Data entries:

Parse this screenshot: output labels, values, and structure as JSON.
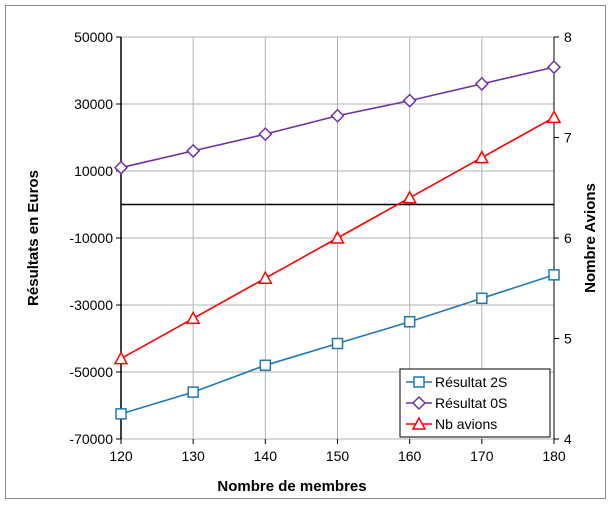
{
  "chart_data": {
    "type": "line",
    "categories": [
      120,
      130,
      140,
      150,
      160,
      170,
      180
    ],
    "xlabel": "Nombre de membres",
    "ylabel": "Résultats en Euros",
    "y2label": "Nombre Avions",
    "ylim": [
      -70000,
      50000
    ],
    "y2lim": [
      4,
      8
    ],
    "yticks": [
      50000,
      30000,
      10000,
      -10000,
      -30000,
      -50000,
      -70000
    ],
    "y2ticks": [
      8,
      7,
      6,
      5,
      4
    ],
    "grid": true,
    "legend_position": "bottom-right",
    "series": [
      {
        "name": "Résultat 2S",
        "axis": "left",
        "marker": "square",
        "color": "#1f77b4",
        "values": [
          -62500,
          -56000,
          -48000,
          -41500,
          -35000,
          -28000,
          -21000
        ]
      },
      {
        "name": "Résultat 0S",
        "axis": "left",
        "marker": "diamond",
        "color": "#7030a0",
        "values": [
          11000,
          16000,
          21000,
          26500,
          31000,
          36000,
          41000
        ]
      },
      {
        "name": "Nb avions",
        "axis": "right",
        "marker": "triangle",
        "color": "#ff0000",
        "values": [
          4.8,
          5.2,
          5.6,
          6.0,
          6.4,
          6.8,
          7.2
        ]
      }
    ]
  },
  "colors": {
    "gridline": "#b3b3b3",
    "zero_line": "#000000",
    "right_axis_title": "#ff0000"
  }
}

Given instruction: Your task is to gather all lines from the entries above that hold the word "name".

Final result:
        "name": "Résultat 2S",
        "name": "Résultat 0S",
        "name": "Nb avions",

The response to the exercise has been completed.